[start]

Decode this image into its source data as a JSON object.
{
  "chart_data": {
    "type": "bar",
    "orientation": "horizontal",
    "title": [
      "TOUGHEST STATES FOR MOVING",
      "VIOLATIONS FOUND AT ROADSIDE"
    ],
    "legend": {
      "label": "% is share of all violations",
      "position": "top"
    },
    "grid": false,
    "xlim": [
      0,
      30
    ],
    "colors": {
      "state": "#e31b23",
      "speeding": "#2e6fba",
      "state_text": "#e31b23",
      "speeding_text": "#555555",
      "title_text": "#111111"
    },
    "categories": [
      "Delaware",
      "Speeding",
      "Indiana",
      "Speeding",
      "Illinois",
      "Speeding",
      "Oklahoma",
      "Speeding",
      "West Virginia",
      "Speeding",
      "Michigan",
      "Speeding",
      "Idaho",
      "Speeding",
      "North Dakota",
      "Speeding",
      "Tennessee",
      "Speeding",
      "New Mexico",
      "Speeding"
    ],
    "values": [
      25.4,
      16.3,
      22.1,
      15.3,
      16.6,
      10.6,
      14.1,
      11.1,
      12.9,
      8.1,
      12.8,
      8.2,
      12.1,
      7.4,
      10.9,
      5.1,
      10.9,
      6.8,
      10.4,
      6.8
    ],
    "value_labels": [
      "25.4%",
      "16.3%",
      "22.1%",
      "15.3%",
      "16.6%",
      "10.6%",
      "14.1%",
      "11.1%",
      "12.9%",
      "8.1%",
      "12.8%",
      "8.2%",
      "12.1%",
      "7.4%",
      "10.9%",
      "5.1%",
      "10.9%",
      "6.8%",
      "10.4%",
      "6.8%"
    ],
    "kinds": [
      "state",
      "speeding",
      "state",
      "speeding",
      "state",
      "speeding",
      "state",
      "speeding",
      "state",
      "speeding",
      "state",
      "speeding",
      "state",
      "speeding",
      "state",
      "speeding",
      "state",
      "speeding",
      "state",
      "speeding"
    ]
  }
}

[end]

Go through the listing and copy all of it exactly.

[Full output]:
Decode this image into its source data as a JSON object.
{
  "chart_data": {
    "type": "bar",
    "orientation": "horizontal",
    "title": [
      "TOUGHEST STATES FOR MOVING",
      "VIOLATIONS FOUND AT ROADSIDE"
    ],
    "legend": {
      "label": "% is share of all violations",
      "position": "top"
    },
    "grid": false,
    "xlim": [
      0,
      30
    ],
    "colors": {
      "state": "#e31b23",
      "speeding": "#2e6fba",
      "state_text": "#e31b23",
      "speeding_text": "#555555",
      "title_text": "#111111"
    },
    "categories": [
      "Delaware",
      "Speeding",
      "Indiana",
      "Speeding",
      "Illinois",
      "Speeding",
      "Oklahoma",
      "Speeding",
      "West Virginia",
      "Speeding",
      "Michigan",
      "Speeding",
      "Idaho",
      "Speeding",
      "North Dakota",
      "Speeding",
      "Tennessee",
      "Speeding",
      "New Mexico",
      "Speeding"
    ],
    "values": [
      25.4,
      16.3,
      22.1,
      15.3,
      16.6,
      10.6,
      14.1,
      11.1,
      12.9,
      8.1,
      12.8,
      8.2,
      12.1,
      7.4,
      10.9,
      5.1,
      10.9,
      6.8,
      10.4,
      6.8
    ],
    "value_labels": [
      "25.4%",
      "16.3%",
      "22.1%",
      "15.3%",
      "16.6%",
      "10.6%",
      "14.1%",
      "11.1%",
      "12.9%",
      "8.1%",
      "12.8%",
      "8.2%",
      "12.1%",
      "7.4%",
      "10.9%",
      "5.1%",
      "10.9%",
      "6.8%",
      "10.4%",
      "6.8%"
    ],
    "kinds": [
      "state",
      "speeding",
      "state",
      "speeding",
      "state",
      "speeding",
      "state",
      "speeding",
      "state",
      "speeding",
      "state",
      "speeding",
      "state",
      "speeding",
      "state",
      "speeding",
      "state",
      "speeding",
      "state",
      "speeding"
    ]
  }
}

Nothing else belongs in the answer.